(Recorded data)
• • • • • • •
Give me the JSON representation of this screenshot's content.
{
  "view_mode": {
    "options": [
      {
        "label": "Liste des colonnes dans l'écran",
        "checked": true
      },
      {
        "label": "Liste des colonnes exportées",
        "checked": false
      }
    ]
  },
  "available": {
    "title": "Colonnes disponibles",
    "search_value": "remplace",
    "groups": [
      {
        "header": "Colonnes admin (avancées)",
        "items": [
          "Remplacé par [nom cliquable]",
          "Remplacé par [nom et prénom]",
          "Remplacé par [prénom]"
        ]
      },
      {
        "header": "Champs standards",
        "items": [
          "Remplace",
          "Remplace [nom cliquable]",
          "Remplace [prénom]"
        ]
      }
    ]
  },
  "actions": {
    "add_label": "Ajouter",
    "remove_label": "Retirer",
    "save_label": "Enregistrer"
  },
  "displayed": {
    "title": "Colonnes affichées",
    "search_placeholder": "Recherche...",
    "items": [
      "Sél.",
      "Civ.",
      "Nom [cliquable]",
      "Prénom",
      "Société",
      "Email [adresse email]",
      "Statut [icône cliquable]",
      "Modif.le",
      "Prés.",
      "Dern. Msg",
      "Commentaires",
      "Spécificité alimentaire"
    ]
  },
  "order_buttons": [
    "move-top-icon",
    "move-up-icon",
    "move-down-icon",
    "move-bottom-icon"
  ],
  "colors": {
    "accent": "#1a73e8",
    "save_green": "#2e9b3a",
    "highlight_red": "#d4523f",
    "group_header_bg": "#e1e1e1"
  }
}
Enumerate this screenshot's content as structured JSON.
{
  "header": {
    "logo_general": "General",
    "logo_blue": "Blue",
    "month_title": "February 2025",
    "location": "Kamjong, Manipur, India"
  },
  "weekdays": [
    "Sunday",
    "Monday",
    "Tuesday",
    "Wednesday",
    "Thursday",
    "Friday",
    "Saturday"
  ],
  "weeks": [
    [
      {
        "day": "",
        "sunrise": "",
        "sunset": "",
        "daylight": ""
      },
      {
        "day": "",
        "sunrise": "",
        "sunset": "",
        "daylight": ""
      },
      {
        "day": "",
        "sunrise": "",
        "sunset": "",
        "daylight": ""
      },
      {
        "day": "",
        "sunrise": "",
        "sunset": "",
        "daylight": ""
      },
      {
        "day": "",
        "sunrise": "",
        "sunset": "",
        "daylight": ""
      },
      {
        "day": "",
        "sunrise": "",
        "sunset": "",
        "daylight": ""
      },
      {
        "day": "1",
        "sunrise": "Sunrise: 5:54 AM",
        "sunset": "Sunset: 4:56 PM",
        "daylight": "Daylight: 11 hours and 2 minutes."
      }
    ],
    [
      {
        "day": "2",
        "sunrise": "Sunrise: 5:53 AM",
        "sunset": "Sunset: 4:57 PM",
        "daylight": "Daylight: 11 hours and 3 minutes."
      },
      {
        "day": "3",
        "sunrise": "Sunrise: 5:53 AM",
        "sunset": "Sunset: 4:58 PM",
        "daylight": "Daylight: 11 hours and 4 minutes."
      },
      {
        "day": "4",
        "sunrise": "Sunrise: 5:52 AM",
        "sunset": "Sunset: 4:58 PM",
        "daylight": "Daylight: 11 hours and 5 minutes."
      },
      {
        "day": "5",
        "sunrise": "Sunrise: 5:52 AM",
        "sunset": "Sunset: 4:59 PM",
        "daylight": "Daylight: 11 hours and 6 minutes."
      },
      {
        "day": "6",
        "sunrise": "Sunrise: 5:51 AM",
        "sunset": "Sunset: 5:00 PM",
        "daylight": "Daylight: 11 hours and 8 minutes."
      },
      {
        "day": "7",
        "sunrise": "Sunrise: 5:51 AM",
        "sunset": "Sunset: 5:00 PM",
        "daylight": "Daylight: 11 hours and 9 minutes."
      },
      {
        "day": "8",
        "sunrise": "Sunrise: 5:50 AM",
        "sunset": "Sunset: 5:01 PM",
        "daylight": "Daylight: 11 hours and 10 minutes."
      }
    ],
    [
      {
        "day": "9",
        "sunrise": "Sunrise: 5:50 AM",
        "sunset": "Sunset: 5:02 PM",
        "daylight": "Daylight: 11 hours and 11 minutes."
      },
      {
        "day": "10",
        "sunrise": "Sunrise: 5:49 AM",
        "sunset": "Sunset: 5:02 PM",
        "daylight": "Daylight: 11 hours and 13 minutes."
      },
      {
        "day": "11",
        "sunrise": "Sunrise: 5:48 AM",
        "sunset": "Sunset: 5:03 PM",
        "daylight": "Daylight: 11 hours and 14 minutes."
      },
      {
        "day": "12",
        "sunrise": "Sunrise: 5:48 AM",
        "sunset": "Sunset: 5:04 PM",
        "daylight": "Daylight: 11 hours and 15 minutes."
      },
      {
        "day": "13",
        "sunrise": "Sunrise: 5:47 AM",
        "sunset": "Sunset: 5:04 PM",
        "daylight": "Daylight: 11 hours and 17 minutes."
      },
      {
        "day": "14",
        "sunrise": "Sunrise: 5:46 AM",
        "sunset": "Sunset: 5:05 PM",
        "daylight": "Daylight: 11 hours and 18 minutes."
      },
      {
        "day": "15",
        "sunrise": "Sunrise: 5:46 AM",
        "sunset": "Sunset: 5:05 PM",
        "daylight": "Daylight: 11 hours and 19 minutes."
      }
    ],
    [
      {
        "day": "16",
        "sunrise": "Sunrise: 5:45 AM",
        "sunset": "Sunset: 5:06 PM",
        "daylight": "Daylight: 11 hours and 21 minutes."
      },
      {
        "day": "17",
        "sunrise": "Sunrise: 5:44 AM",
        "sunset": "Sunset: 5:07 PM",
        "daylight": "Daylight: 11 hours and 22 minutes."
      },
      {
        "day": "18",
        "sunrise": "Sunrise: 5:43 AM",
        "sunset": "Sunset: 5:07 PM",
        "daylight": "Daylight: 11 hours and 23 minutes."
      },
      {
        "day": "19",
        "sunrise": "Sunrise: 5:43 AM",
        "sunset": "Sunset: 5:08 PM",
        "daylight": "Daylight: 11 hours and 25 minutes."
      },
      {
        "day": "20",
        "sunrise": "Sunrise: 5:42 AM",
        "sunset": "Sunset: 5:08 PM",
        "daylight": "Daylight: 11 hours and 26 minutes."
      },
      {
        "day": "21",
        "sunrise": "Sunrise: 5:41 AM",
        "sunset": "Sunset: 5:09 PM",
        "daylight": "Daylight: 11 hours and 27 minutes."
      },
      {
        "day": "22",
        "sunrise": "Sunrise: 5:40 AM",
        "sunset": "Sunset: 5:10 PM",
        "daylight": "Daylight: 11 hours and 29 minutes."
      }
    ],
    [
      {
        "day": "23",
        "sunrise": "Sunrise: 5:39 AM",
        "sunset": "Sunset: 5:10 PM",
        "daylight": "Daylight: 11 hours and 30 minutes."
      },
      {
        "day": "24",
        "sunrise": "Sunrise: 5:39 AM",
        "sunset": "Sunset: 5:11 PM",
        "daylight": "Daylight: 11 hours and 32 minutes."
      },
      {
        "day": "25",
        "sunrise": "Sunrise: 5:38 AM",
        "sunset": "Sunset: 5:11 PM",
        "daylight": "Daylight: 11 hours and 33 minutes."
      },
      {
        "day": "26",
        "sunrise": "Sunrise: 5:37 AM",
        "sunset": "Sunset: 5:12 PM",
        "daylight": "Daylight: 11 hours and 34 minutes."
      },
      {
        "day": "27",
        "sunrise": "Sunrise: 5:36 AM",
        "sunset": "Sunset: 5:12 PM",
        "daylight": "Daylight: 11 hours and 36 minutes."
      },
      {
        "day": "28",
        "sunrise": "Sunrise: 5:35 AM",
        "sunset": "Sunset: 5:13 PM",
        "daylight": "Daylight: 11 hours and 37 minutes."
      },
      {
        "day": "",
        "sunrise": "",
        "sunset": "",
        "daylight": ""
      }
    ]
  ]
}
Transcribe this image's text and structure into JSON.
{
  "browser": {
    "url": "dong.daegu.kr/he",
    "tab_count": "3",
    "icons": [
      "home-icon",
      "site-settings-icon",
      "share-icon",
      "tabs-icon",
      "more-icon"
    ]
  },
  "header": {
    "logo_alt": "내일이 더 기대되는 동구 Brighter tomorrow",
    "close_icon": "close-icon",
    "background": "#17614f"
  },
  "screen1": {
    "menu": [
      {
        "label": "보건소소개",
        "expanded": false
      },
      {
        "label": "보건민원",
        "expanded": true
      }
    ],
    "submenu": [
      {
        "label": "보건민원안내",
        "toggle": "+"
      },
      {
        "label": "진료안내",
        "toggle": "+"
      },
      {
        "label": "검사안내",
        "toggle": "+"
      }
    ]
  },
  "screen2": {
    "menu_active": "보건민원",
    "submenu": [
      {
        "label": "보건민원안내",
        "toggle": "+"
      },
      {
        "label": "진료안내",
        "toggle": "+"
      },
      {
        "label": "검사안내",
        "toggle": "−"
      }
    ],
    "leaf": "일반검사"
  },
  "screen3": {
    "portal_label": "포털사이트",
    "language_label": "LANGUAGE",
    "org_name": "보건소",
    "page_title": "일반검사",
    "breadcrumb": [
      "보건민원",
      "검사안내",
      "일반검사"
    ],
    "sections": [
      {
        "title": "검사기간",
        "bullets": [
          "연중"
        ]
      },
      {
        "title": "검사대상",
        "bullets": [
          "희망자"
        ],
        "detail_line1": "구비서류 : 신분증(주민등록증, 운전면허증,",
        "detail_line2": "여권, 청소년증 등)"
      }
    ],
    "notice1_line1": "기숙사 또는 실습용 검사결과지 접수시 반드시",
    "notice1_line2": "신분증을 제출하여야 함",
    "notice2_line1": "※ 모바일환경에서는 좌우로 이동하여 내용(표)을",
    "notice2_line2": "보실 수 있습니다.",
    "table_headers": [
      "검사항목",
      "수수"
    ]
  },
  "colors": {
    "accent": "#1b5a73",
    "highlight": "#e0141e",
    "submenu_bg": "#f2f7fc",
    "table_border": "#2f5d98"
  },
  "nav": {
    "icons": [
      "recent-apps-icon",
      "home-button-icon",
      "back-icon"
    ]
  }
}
• • • • • • •
AIM :: Which lines hold the word "cliquable"? Copy every one of them.

TASK ANSWER ::
          "Remplacé par [nom cliquable]",
          "Remplace [nom cliquable]",
      "Nom [cliquable]",
      "Statut [icône cliquable]",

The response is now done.